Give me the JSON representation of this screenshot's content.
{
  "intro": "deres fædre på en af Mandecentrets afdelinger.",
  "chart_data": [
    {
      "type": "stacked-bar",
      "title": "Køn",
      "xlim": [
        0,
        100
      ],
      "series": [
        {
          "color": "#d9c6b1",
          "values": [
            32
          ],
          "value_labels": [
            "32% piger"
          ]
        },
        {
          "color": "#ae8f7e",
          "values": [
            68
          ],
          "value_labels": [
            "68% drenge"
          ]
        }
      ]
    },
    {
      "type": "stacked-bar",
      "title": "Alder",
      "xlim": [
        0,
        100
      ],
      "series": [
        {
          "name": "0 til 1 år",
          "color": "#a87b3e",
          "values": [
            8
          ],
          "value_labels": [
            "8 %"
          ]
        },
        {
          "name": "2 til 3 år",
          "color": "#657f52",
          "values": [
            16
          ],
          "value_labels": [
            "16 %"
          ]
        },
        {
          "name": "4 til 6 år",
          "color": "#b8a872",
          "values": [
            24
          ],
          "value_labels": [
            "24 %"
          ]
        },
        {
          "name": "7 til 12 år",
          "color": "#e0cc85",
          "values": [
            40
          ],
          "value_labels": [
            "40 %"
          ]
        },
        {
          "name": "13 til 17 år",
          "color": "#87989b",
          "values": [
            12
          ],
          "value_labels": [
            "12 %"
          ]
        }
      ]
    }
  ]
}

...

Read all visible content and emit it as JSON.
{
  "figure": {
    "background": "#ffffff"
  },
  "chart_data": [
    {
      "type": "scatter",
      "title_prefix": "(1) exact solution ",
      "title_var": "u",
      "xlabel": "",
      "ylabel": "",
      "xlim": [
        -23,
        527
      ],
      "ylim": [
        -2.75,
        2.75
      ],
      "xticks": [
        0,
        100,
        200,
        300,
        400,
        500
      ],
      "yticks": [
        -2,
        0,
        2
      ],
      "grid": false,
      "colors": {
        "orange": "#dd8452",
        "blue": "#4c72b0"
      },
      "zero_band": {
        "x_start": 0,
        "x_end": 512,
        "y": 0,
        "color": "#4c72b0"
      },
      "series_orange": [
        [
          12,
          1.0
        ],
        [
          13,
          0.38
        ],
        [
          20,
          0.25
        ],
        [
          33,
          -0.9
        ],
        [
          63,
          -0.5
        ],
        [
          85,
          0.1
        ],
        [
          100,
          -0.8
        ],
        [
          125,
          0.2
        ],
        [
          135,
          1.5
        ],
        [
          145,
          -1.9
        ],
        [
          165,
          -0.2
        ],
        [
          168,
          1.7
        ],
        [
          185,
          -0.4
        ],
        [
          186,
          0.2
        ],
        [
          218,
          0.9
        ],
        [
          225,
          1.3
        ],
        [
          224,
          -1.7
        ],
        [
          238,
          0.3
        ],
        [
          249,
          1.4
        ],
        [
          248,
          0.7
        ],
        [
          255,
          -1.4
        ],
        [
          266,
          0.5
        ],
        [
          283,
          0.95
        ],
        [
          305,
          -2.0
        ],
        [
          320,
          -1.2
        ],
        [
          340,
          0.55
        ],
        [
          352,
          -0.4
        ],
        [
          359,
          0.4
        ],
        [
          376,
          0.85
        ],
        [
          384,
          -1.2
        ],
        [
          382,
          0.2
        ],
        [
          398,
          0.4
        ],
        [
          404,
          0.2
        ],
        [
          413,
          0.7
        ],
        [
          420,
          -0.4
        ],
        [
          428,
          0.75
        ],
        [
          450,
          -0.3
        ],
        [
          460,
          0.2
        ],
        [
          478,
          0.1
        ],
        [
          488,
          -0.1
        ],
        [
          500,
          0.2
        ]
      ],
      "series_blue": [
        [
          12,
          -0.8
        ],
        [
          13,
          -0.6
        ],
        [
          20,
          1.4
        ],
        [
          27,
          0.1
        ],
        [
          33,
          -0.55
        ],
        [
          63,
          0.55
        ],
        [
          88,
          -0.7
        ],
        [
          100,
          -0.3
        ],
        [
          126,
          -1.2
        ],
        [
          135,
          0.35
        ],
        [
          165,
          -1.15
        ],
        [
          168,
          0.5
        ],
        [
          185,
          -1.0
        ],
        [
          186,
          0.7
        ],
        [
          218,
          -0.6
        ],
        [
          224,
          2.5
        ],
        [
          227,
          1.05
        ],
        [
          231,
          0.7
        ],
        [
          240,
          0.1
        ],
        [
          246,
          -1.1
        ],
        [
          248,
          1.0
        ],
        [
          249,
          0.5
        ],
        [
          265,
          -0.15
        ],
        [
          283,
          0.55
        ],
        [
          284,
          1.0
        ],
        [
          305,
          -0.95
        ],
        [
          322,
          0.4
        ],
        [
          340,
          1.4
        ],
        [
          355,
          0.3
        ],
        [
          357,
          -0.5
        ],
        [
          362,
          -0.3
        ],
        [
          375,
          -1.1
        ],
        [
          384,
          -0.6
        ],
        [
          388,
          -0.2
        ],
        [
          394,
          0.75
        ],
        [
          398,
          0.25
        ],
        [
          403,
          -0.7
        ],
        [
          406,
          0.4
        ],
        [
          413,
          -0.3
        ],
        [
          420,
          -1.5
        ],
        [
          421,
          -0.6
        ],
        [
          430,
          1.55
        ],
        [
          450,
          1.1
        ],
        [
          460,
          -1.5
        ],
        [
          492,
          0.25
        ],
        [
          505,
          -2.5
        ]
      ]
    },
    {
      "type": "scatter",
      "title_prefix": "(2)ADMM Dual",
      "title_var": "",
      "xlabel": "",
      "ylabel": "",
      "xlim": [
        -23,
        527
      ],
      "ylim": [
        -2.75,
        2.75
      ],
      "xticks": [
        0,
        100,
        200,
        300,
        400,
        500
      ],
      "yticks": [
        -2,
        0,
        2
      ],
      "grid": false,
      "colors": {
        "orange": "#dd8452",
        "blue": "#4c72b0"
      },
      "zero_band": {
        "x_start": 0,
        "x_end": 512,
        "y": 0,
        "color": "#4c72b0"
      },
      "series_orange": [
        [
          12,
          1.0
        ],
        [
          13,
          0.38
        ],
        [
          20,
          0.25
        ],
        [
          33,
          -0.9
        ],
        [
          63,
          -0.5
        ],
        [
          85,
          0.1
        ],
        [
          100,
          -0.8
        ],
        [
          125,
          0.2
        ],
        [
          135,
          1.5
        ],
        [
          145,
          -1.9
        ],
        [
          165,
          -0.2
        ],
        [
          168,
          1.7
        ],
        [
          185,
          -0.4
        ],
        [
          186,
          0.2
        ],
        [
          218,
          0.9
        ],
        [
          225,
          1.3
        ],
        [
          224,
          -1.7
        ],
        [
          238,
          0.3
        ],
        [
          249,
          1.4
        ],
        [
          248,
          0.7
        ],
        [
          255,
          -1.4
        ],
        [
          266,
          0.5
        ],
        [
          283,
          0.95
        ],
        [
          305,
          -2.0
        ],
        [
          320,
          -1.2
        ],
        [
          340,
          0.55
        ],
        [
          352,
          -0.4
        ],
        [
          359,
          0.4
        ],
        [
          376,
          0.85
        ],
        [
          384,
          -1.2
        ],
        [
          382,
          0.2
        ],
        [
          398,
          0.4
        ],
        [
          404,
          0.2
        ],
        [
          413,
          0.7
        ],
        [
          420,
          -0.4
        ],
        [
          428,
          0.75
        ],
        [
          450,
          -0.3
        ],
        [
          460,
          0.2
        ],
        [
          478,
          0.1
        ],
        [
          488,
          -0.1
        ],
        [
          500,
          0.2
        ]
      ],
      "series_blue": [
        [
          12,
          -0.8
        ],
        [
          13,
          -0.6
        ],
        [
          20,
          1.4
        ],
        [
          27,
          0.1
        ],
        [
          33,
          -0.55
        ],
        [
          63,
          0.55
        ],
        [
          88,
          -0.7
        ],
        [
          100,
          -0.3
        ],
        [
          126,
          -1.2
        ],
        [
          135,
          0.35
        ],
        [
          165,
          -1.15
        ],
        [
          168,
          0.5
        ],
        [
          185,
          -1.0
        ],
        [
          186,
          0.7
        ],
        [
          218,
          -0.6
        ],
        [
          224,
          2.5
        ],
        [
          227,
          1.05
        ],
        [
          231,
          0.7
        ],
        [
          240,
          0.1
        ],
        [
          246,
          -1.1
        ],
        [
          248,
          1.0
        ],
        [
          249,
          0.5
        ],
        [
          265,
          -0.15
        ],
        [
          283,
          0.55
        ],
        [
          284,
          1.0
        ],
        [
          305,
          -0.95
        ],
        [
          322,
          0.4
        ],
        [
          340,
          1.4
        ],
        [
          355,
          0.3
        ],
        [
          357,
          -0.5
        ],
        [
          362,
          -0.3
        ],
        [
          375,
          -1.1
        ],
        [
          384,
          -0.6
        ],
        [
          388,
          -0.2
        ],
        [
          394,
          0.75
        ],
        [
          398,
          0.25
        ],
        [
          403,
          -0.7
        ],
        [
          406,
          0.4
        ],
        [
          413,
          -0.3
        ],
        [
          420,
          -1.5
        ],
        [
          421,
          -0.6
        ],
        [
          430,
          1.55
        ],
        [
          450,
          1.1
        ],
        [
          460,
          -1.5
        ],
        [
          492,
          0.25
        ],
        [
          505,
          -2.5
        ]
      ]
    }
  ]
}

Required work: Find all the lines containing "content" in the material, then copy them.

Solution below:
Give me the JSON representation of this screenshot's content.
Read all visible content and emit it as JSON.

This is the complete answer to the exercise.